Find how many lines in the data below mention "CELULAS". Give the number only.

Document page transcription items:
::::::

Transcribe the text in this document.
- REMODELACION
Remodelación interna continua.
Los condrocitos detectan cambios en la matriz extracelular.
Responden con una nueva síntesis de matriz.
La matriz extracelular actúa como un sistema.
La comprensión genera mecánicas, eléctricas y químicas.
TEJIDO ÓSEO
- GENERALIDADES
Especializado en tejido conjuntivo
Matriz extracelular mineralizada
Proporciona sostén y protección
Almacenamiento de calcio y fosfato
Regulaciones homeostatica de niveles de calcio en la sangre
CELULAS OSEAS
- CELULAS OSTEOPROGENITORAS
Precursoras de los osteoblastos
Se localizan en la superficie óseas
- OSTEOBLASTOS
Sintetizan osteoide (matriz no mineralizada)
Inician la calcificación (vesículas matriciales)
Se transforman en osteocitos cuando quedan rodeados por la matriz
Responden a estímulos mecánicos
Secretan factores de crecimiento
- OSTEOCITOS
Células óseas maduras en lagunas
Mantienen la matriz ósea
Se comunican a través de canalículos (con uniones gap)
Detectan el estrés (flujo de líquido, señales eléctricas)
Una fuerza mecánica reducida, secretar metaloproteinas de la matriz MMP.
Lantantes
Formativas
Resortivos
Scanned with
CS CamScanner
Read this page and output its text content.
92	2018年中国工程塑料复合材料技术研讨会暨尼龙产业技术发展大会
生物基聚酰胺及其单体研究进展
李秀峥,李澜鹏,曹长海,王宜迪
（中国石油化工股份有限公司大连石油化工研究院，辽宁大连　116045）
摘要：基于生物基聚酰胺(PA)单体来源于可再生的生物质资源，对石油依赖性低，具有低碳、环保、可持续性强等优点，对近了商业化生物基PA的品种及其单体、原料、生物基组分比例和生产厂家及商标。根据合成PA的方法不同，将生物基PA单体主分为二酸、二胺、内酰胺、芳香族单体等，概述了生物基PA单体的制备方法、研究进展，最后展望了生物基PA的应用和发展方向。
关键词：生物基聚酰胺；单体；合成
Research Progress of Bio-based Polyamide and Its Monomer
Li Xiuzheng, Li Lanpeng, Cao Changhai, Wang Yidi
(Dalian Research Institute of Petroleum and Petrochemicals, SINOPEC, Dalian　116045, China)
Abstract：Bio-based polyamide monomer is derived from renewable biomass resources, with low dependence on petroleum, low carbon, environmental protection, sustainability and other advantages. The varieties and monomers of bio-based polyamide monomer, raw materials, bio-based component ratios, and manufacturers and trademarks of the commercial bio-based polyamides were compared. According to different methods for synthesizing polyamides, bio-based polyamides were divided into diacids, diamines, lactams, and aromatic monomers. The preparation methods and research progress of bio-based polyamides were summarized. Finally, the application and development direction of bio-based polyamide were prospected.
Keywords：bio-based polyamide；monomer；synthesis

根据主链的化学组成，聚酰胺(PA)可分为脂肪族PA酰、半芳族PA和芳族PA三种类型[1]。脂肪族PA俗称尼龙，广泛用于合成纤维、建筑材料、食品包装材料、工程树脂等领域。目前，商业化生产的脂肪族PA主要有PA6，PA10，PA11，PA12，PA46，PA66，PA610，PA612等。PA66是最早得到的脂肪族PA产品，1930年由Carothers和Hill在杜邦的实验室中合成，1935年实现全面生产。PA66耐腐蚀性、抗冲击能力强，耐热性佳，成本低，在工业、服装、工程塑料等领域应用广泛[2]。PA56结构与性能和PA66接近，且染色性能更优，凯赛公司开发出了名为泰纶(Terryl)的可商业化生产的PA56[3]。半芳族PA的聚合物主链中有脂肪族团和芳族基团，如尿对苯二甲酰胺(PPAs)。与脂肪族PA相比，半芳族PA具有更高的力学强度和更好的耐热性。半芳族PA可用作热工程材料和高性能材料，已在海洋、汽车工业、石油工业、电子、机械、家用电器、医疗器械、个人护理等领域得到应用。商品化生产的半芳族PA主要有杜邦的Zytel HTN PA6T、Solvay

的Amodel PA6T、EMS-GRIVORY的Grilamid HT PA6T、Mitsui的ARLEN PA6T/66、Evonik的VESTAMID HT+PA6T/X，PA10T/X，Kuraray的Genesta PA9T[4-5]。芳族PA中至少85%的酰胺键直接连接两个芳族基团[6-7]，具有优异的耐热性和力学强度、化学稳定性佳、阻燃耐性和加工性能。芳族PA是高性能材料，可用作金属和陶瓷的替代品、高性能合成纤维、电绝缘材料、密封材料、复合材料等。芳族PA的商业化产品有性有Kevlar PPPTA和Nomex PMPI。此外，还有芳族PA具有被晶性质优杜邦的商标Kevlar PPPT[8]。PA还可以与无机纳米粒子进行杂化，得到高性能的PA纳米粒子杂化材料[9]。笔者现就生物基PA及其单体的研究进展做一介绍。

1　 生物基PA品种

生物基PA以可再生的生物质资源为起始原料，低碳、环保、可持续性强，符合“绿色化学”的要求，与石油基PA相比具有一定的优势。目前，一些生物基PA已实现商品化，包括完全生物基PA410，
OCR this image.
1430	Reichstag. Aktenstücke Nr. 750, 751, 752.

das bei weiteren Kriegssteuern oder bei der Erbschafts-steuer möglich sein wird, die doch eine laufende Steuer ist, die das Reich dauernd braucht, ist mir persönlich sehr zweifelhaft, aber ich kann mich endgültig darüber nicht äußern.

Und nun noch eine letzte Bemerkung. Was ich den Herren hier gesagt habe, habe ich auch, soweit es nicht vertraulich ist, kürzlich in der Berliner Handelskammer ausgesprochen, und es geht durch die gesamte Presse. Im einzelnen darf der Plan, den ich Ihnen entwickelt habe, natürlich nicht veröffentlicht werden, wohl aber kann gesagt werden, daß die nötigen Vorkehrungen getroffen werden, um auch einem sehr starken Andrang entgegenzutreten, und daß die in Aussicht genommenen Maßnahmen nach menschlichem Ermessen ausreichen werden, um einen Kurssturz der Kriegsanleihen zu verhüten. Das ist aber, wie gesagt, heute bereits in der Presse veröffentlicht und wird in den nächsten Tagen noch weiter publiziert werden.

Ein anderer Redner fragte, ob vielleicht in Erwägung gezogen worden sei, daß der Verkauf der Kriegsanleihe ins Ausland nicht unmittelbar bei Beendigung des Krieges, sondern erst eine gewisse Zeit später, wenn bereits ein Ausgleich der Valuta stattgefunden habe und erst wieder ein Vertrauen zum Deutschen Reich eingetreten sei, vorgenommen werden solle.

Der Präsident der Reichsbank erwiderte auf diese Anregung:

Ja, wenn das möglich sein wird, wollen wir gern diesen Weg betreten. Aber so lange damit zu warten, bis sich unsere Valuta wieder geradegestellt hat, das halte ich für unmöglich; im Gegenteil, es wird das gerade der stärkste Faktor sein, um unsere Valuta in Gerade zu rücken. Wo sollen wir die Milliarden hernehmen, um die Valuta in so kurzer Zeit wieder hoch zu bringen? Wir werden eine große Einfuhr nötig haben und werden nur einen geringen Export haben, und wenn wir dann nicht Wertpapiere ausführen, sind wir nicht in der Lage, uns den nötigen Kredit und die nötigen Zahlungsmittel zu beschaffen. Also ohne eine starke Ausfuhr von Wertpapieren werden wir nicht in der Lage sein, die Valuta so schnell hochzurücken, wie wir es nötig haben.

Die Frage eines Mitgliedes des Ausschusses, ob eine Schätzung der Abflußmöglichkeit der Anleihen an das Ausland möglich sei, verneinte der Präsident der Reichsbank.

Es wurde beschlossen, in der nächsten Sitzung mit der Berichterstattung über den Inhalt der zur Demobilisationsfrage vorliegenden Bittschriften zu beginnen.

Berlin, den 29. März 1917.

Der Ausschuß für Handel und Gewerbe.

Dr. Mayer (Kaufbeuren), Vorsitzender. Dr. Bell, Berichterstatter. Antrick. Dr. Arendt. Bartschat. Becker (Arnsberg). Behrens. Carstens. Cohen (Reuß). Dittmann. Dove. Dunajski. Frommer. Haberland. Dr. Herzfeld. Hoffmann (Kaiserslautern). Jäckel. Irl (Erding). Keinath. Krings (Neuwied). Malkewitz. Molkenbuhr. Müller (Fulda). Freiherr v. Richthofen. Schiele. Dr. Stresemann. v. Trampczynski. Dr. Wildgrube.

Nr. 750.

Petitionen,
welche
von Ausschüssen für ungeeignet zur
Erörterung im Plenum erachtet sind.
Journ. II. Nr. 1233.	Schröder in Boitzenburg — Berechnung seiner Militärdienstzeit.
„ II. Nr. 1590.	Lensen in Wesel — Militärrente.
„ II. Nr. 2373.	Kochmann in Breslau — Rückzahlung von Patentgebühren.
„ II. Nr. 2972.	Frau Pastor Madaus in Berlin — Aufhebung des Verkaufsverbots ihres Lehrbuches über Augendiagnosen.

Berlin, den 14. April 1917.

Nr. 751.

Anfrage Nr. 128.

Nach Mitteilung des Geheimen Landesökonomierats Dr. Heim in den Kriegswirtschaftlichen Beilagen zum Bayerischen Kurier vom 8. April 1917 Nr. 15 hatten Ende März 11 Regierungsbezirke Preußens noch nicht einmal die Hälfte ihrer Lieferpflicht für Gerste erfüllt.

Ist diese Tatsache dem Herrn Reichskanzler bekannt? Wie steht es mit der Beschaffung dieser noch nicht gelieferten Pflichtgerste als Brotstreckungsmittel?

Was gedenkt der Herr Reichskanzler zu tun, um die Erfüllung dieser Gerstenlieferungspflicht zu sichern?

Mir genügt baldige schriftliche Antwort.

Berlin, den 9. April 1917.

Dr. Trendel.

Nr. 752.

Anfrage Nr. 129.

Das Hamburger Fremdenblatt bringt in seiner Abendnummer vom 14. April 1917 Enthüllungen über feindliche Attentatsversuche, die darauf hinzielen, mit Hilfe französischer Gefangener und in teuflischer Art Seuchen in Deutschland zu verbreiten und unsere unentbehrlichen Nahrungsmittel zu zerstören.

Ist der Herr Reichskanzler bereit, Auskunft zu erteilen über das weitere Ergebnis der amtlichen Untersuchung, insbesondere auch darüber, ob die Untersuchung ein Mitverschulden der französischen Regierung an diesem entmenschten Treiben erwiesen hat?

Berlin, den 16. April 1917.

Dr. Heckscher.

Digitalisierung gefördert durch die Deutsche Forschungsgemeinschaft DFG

::::::

Written solution: 2